[Dataset entries]
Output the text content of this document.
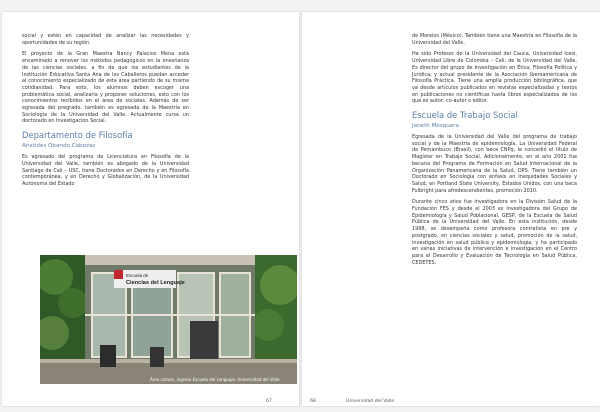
social y estén en capacidad de analizar las necesidades y oportunidades de su región.

El proyecto de la Gran Maestra Nancy Palacios Mena está encaminado a renovar los métodos pedagógicos en la enseñanza de las ciencias sociales, a fin de que los estudiantes de la Institución Educativa Santa Ana de los Caballeros puedan acceder al conocimiento especializado de esta área partiendo de su misma cotidianidad. Para esto, los alumnos deben escoger una problemática social, analizarla y proponer soluciones, esto con los conocimientos recibidos en el área de sociales. Además de ser egresada del pregrado, también es egresada de la Maestría en Sociología de la Universidad del Valle. Actualmente cursa un doctorado en Investigación Social.

Departamento de Filosofía
Aristides Obando Cabezas

Es egresado del programa de Licenciatura en Filosofía de la Universidad del Valle, también es abogado de la Universidad Santiago de Cali – USC, tiene Doctorados en Derecho y en Filosofía contemporánea, y en Derecho y Globalización, de la Universidad Autónoma del Estado

67

de Morelos (México). También tiene una Maestría en Filosofía de la Universidad del Valle.

Ha sido Profesor de la Universidad del Cauca, Universidad Icesi, Universidad Libre de Colombia – Cali, de la Universidad del Valle. Es director del grupo de Investigación en Ética, Filosofía Política y Jurídica, y actual presidente de la Asociación Iberoamericana de Filosofía Práctica. Tiene una amplia producción bibliográfica, que va desde artículos publicados en revistas especializadas y textos en publicaciones no científicas hasta libros especializados de los que es autor, co-autor o editor.

Escuela de Trabajo Social
Janeth Mosquera

Egresada de la Universidad del Valle del programa de trabajo social y de la Maestría de epidemiología. La Universidad Federal de Pernambuco (Brasil), con beca CNPq, le concedió el título de Magíster en Trabajo Social. Adicionalmente, en el año 2001 fue becaria del Programa de Formación en Salud Internacional de la Organización Panamericana de la Salud, OPS. Tiene también un Doctorado en Sociología con énfasis en Inequidades Sociales y Salud, en Portland State University, Estados Unidos, con una beca Fulbright para afrodescendientes, promoción 2010.

Durante cinco años fue investigadora en la División Salud de la Fundación FES y desde el 2003 es investigadora del Grupo de Epidemiología y Salud Poblacional, GESP, de la Escuela de Salud Pública de la Universidad del Valle. En esta institución, desde 1998, se desempeña como profesora contratista en pre y postgrado, en ciencias sociales y salud, promoción de la salud, investigación en salud pública y epidemiología, y ha participado en varias iniciativas de intervención e investigación en el Centro para el Desarrollo y Evaluación de Tecnología en Salud Pública, CEDETES.

68	Universidad del Valle
Escuela de
Ciencias del Lenguaje
Área común, ingreso Escuela del Lenguaje. Universidad del Valle.
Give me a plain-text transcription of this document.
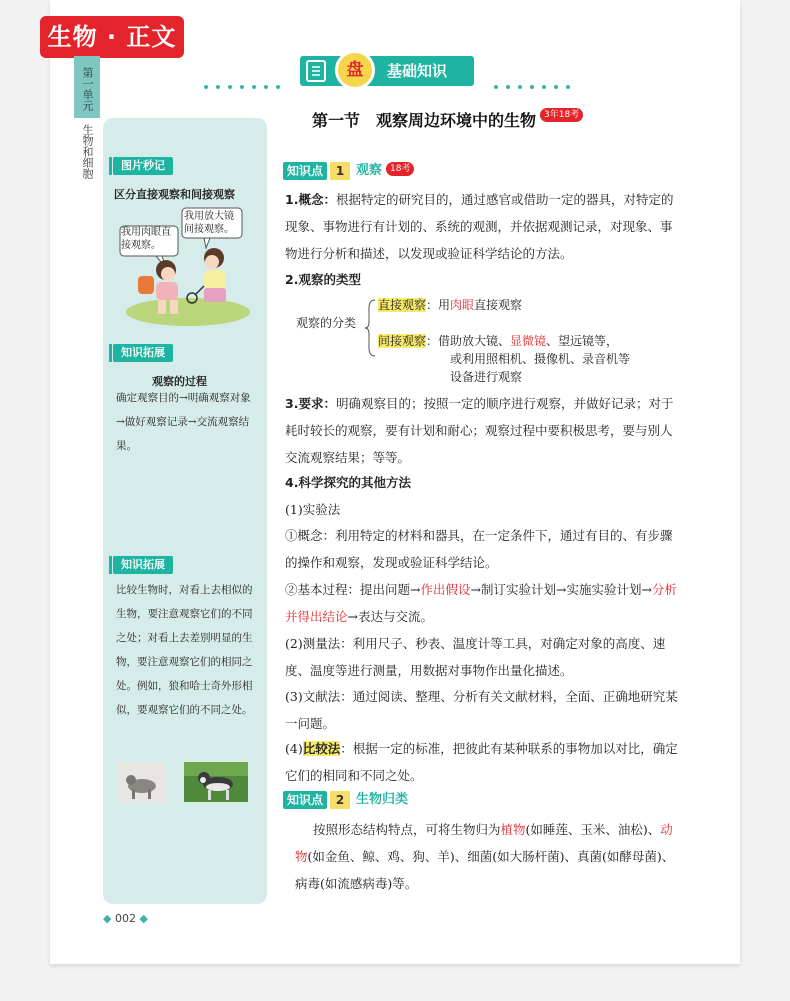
生物 · 正文
第一单元
生物和细胞
盘	基础知识
第一节　观察周边环境中的生物 3年18考
图片秒记
区分直接观察和间接观察
我用肉眼直接观察。
我用放大镜间接观察。
知识拓展
观察的过程
确定观察目的→明确观察对象→做好观察记录→交流观察结果。
知识拓展
比较生物时，对看上去相似的生物，要注意观察它们的不同之处；对看上去差别明显的生物，要注意观察它们的相同之处。例如，狼和哈士奇外形相似，要观察它们的不同之处。
知识点 1 观察 18考
1.概念：根据特定的研究目的，通过感官或借助一定的器具，对特定的现象、事物进行有计划的、系统的观测，并依据观测记录，对现象、事物进行分析和描述，以发现或验证科学结论的方法。
2.观察的类型
观察的分类
直接观察：用肉眼直接观察
间接观察：借助放大镜、显微镜、望远镜等，
或利用照相机、摄像机、录音机等
设备进行观察
3.要求：明确观察目的；按照一定的顺序进行观察，并做好记录；对于耗时较长的观察，要有计划和耐心；观察过程中要积极思考，要与别人交流观察结果；等等。
4.科学探究的其他方法
(1)实验法
①概念：利用特定的材料和器具，在一定条件下，通过有目的、有步骤的操作和观察，发现或验证科学结论。
②基本过程：提出问题→作出假设→制订实验计划→实施实验计划→分析并得出结论→表达与交流。
(2)测量法：利用尺子、秒表、温度计等工具，对确定对象的高度、速度、温度等进行测量，用数据对事物作出量化描述。
(3)文献法：通过阅读、整理、分析有关文献材料，全面、正确地研究某一问题。
(4)比较法：根据一定的标准，把彼此有某种联系的事物加以对比，确定它们的相同和不同之处。
知识点 2 生物归类
按照形态结构特点，可将生物归为植物(如睡莲、玉米、油松)、动物(如金鱼、鲸、鸡、狗、羊)、细菌(如大肠杆菌)、真菌(如酵母菌)、病毒(如流感病毒)等。
◆ 002 ◆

### EXERCISE DESCRIPTION
Pictures are not part of the copy; reproduce exactly and only the lines from the line containing "Give me a plain-text" through the end of the listing.

### CORRECT ANSWER
Give me a plain-text transcription of this document.
生物 · 正文
第一单元
生物和细胞
盘	基础知识
第一节　观察周边环境中的生物 3年18考
图片秒记
区分直接观察和间接观察
我用肉眼直接观察。
我用放大镜间接观察。
知识拓展
观察的过程
确定观察目的→明确观察对象→做好观察记录→交流观察结果。
知识拓展
比较生物时，对看上去相似的生物，要注意观察它们的不同之处；对看上去差别明显的生物，要注意观察它们的相同之处。例如，狼和哈士奇外形相似，要观察它们的不同之处。
知识点 1 观察 18考
1.概念：根据特定的研究目的，通过感官或借助一定的器具，对特定的现象、事物进行有计划的、系统的观测，并依据观测记录，对现象、事物进行分析和描述，以发现或验证科学结论的方法。
2.观察的类型
观察的分类
直接观察：用肉眼直接观察
间接观察：借助放大镜、显微镜、望远镜等，
或利用照相机、摄像机、录音机等
设备进行观察
3.要求：明确观察目的；按照一定的顺序进行观察，并做好记录；对于耗时较长的观察，要有计划和耐心；观察过程中要积极思考，要与别人交流观察结果；等等。
4.科学探究的其他方法
(1)实验法
①概念：利用特定的材料和器具，在一定条件下，通过有目的、有步骤的操作和观察，发现或验证科学结论。
②基本过程：提出问题→作出假设→制订实验计划→实施实验计划→分析并得出结论→表达与交流。
(2)测量法：利用尺子、秒表、温度计等工具，对确定对象的高度、速度、温度等进行测量，用数据对事物作出量化描述。
(3)文献法：通过阅读、整理、分析有关文献材料，全面、正确地研究某一问题。
(4)比较法：根据一定的标准，把彼此有某种联系的事物加以对比，确定它们的相同和不同之处。
知识点 2 生物归类
按照形态结构特点，可将生物归为植物(如睡莲、玉米、油松)、动物(如金鱼、鲸、鸡、狗、羊)、细菌(如大肠杆菌)、真菌(如酵母菌)、病毒(如流感病毒)等。
◆ 002 ◆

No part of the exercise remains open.